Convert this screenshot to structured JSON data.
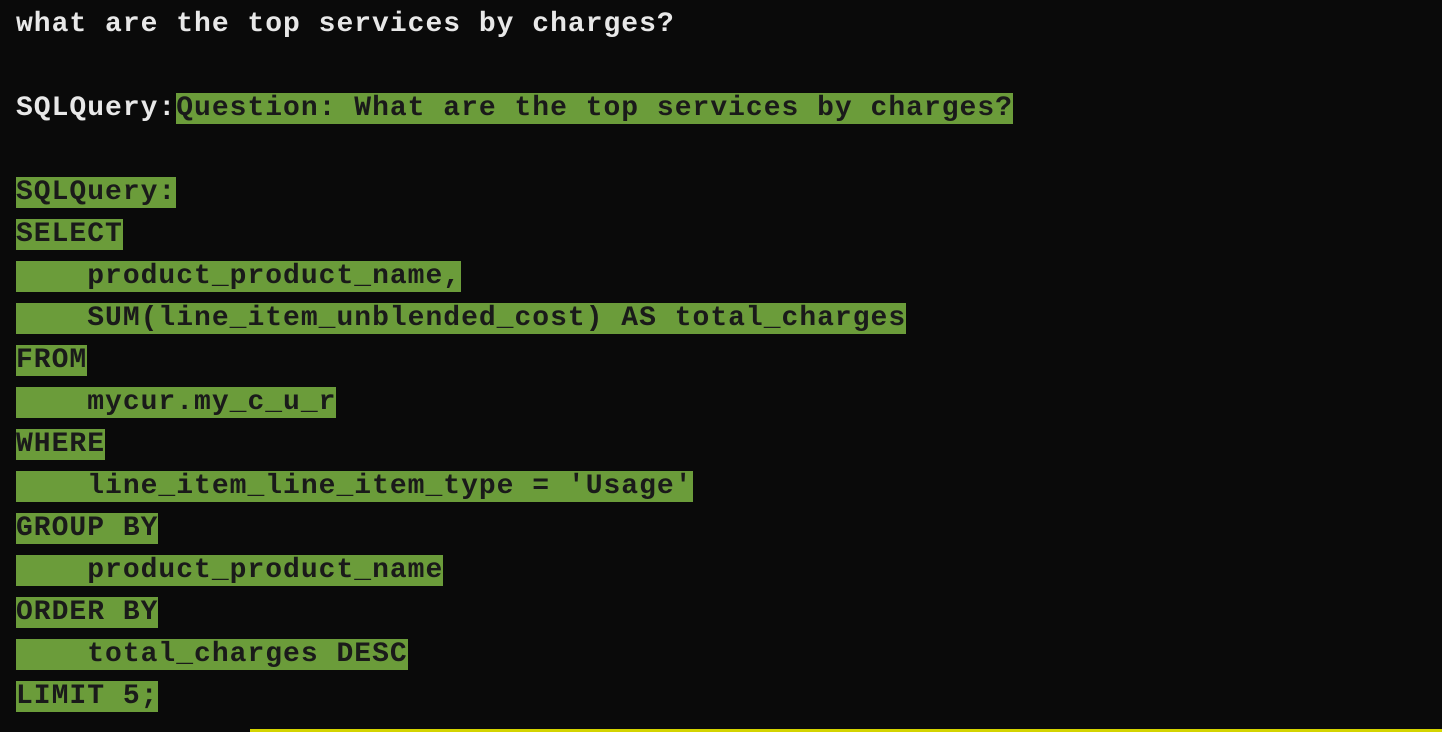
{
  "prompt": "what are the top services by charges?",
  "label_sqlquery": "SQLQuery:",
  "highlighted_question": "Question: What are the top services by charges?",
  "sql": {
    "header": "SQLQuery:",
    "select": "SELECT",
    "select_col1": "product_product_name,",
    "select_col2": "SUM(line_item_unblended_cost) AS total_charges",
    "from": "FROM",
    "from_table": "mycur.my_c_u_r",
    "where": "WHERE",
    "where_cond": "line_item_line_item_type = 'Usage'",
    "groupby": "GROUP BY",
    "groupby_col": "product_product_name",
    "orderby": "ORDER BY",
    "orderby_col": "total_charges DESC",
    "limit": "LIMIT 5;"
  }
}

:::

* **OBJECTIVE**
Write out all the entries word for word, but skip any images.

* **CORRECT RESPONSE**
Convert this screenshot to structured JSON data.
{
  "prompt": "what are the top services by charges?",
  "label_sqlquery": "SQLQuery:",
  "highlighted_question": "Question: What are the top services by charges?",
  "sql": {
    "header": "SQLQuery:",
    "select": "SELECT",
    "select_col1": "product_product_name,",
    "select_col2": "SUM(line_item_unblended_cost) AS total_charges",
    "from": "FROM",
    "from_table": "mycur.my_c_u_r",
    "where": "WHERE",
    "where_cond": "line_item_line_item_type = 'Usage'",
    "groupby": "GROUP BY",
    "groupby_col": "product_product_name",
    "orderby": "ORDER BY",
    "orderby_col": "total_charges DESC",
    "limit": "LIMIT 5;"
  }
}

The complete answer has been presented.